=== The task ===
Look through the records below and collect all lines that hold the string "avais".

=== Record list ===

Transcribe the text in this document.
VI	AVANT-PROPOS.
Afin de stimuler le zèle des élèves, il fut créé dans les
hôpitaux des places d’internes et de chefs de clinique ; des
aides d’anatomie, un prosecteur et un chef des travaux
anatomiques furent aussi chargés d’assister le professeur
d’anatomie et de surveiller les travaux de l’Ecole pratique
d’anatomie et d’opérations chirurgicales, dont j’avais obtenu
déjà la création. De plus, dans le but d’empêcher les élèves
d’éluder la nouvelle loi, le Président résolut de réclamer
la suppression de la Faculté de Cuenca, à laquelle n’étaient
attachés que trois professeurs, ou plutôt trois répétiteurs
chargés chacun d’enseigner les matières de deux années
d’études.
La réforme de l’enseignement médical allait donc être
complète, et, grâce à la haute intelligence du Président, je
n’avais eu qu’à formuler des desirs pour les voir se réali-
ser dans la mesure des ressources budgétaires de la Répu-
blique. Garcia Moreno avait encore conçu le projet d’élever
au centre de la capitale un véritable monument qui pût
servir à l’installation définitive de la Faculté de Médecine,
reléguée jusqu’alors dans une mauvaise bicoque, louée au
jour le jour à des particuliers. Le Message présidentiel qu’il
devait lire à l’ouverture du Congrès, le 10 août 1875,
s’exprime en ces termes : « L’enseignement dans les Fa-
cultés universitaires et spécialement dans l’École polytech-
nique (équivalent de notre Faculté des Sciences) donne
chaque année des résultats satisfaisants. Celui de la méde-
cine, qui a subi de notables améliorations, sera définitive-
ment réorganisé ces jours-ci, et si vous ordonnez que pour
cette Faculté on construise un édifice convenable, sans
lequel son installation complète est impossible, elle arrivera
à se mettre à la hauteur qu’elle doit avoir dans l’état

=== Output for this task ===
d’anatomie et d’opérations chirurgicales, dont j’avais obtenu
n’avais eu qu’à formuler des desirs pour les voir se réali-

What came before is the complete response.